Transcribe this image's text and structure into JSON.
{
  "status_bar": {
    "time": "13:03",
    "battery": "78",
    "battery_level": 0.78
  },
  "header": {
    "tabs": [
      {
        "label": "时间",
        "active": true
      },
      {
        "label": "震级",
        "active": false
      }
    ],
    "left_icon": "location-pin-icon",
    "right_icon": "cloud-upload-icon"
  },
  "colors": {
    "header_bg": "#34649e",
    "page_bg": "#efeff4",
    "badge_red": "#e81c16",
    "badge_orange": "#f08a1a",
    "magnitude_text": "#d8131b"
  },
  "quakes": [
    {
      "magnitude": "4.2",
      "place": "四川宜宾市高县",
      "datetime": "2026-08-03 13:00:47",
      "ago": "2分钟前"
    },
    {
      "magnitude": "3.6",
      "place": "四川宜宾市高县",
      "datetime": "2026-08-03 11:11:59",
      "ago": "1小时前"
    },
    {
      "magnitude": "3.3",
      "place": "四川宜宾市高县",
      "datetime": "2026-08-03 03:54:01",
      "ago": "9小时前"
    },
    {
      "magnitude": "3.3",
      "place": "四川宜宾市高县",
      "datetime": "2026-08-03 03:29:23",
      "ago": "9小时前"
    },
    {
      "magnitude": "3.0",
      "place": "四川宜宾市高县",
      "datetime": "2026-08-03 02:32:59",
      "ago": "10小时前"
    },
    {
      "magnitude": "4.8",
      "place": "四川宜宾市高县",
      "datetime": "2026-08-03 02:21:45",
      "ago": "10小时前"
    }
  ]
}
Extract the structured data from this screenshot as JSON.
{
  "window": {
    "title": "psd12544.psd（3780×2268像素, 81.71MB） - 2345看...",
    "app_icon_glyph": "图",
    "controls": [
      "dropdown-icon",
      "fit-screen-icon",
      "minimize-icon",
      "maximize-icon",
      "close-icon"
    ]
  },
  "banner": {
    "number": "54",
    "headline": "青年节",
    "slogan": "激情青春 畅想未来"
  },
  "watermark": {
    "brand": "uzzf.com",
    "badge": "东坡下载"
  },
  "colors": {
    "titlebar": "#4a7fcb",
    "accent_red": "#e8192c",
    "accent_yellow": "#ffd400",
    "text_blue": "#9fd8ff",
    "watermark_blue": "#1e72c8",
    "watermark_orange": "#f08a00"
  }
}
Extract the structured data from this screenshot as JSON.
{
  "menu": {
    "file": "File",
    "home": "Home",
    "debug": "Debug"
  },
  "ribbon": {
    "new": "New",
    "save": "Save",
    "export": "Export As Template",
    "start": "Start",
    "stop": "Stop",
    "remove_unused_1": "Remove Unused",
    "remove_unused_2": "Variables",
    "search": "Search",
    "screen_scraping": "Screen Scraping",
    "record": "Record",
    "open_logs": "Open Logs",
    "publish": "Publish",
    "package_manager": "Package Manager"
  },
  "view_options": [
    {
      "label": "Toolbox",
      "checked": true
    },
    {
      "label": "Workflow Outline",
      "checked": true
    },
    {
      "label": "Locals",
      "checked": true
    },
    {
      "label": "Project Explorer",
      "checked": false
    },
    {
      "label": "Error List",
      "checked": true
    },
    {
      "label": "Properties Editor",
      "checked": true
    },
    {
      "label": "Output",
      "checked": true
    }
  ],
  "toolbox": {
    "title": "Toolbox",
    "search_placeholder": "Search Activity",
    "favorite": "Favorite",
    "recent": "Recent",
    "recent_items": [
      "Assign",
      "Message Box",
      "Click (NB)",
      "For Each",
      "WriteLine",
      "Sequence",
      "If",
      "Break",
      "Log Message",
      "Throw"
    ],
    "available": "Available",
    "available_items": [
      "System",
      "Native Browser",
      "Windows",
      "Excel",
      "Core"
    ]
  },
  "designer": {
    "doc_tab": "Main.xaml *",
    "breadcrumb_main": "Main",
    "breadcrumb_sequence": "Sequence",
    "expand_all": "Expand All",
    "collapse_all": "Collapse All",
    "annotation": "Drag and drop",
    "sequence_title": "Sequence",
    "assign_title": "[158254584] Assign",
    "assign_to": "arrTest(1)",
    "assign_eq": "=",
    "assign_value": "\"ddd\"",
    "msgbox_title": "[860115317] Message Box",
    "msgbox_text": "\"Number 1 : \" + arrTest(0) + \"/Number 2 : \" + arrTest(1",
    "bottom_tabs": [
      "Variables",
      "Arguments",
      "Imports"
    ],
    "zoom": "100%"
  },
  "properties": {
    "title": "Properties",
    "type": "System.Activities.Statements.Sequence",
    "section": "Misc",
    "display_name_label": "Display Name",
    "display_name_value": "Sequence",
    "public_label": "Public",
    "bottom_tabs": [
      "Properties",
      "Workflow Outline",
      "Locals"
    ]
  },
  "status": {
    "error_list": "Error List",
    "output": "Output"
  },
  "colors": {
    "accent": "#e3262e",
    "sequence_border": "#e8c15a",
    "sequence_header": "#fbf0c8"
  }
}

* * * * *

#### Exercise prompt
Some lines of the records may hold the word "datetime". How many do? Answer with a number and nothing else.

#### The result
6